→ Exercise goal
Reply with one number: the count of lines in the records below that hold "Funded".

-- start of Dataset excerpts --

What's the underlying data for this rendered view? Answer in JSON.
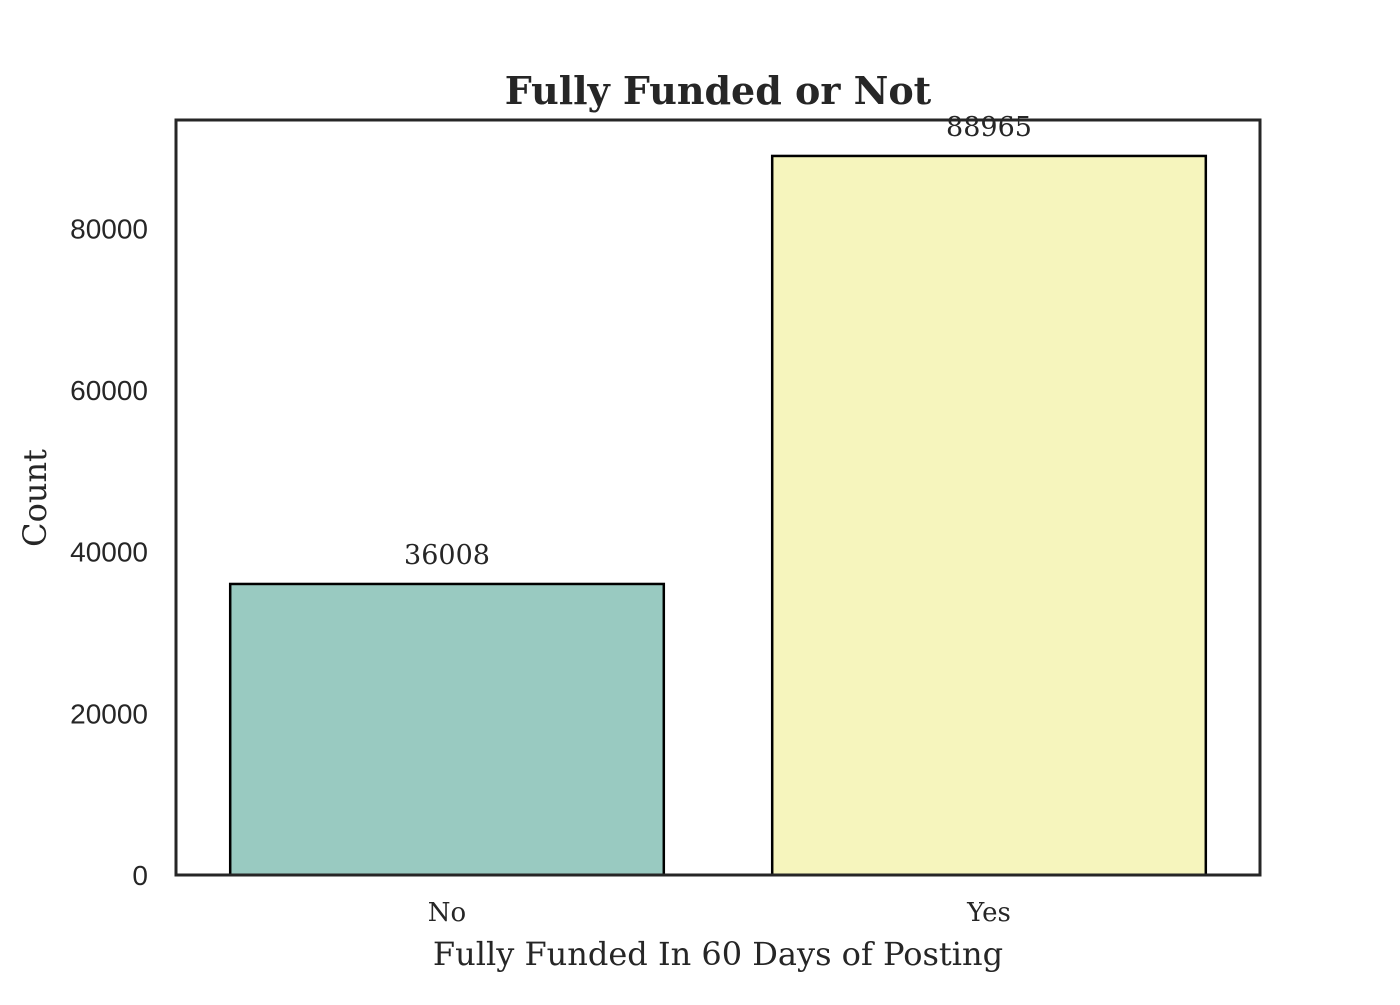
{
  "chart_data": {
    "type": "bar",
    "title": "Fully Funded or Not",
    "xlabel": "Fully Funded In 60 Days of Posting",
    "ylabel": "Count",
    "categories": [
      "No",
      "Yes"
    ],
    "values": [
      36008,
      88965
    ],
    "data_labels": [
      "36008",
      "88965"
    ],
    "ylim": [
      0,
      93413
    ],
    "yticks": [
      0,
      20000,
      40000,
      60000,
      80000
    ],
    "colors": [
      "#99cac1",
      "#f6f5bd"
    ],
    "edge_color": "#000000",
    "grid": false,
    "legend": "none"
  }
}
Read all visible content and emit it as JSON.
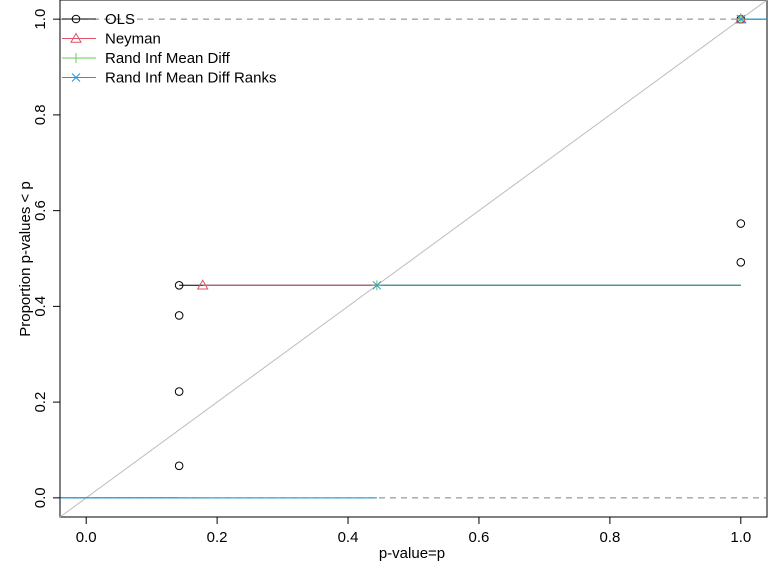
{
  "chart_data": {
    "type": "line",
    "title": "",
    "xlabel": "p-value=p",
    "ylabel": "Proportion p-values < p",
    "xlim": [
      -0.04,
      1.04
    ],
    "ylim": [
      -0.04,
      1.04
    ],
    "x_ticks": [
      0.0,
      0.2,
      0.4,
      0.6,
      0.8,
      1.0
    ],
    "x_tick_labels": [
      "0.0",
      "0.2",
      "0.4",
      "0.6",
      "0.8",
      "1.0"
    ],
    "y_ticks": [
      0.0,
      0.2,
      0.4,
      0.6,
      0.8,
      1.0
    ],
    "y_tick_labels": [
      "0.0",
      "0.2",
      "0.4",
      "0.6",
      "0.8",
      "1.0"
    ],
    "reference_lines": {
      "diagonal": {
        "from": [
          0,
          0
        ],
        "to": [
          1,
          1
        ],
        "color": "#bdbdbd"
      },
      "horizontal_dashed": [
        0.0,
        1.0
      ]
    },
    "legend_position": "top-left",
    "series": [
      {
        "name": "OLS",
        "color": "#000000",
        "marker": "circle",
        "steps": [
          {
            "x": [
              -0.04,
              0.142
            ],
            "y": 0.0
          },
          {
            "x": [
              0.142,
              1.0
            ],
            "y": 0.444
          },
          {
            "x": [
              1.0,
              1.04
            ],
            "y": 1.0
          }
        ],
        "points": [
          {
            "x": 0.142,
            "y": 0.444
          },
          {
            "x": 0.142,
            "y": 0.381
          },
          {
            "x": 0.142,
            "y": 0.222
          },
          {
            "x": 0.142,
            "y": 0.067
          },
          {
            "x": 1.0,
            "y": 0.573
          },
          {
            "x": 1.0,
            "y": 0.492
          },
          {
            "x": 1.0,
            "y": 1.0
          }
        ]
      },
      {
        "name": "Neyman",
        "color": "#df536b",
        "marker": "triangle",
        "steps": [
          {
            "x": [
              -0.04,
              0.178
            ],
            "y": 0.0
          },
          {
            "x": [
              0.178,
              1.0
            ],
            "y": 0.444
          },
          {
            "x": [
              1.0,
              1.04
            ],
            "y": 1.0
          }
        ],
        "points": [
          {
            "x": 0.178,
            "y": 0.444
          },
          {
            "x": 1.0,
            "y": 1.0
          }
        ]
      },
      {
        "name": "Rand Inf Mean Diff",
        "color": "#61d04f",
        "marker": "plus",
        "steps": [
          {
            "x": [
              -0.04,
              0.444
            ],
            "y": 0.0
          },
          {
            "x": [
              0.444,
              1.0
            ],
            "y": 0.444
          },
          {
            "x": [
              1.0,
              1.04
            ],
            "y": 1.0
          }
        ],
        "points": [
          {
            "x": 0.444,
            "y": 0.444
          },
          {
            "x": 1.0,
            "y": 1.0
          }
        ]
      },
      {
        "name": "Rand Inf Mean Diff Ranks",
        "color": "#2297e6",
        "marker": "cross",
        "steps": [
          {
            "x": [
              -0.04,
              0.444
            ],
            "y": 0.0
          },
          {
            "x": [
              0.444,
              1.0
            ],
            "y": 0.444
          },
          {
            "x": [
              1.0,
              1.04
            ],
            "y": 1.0
          }
        ],
        "points": [
          {
            "x": 0.444,
            "y": 0.444
          },
          {
            "x": 1.0,
            "y": 1.0
          }
        ]
      }
    ]
  }
}
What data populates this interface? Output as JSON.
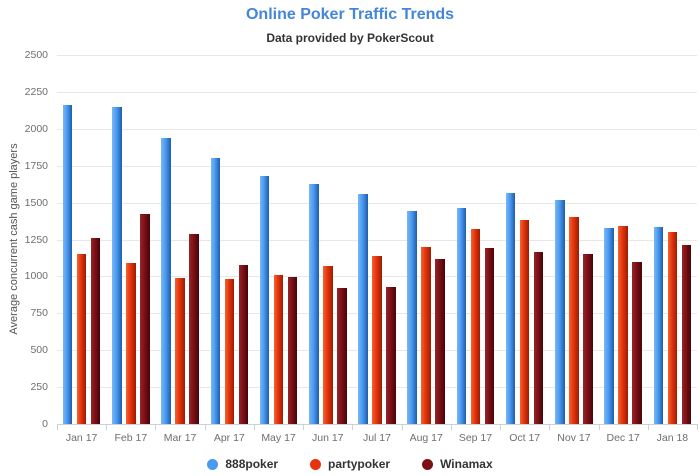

-- end of Dataset excerpts --

→ Reply
2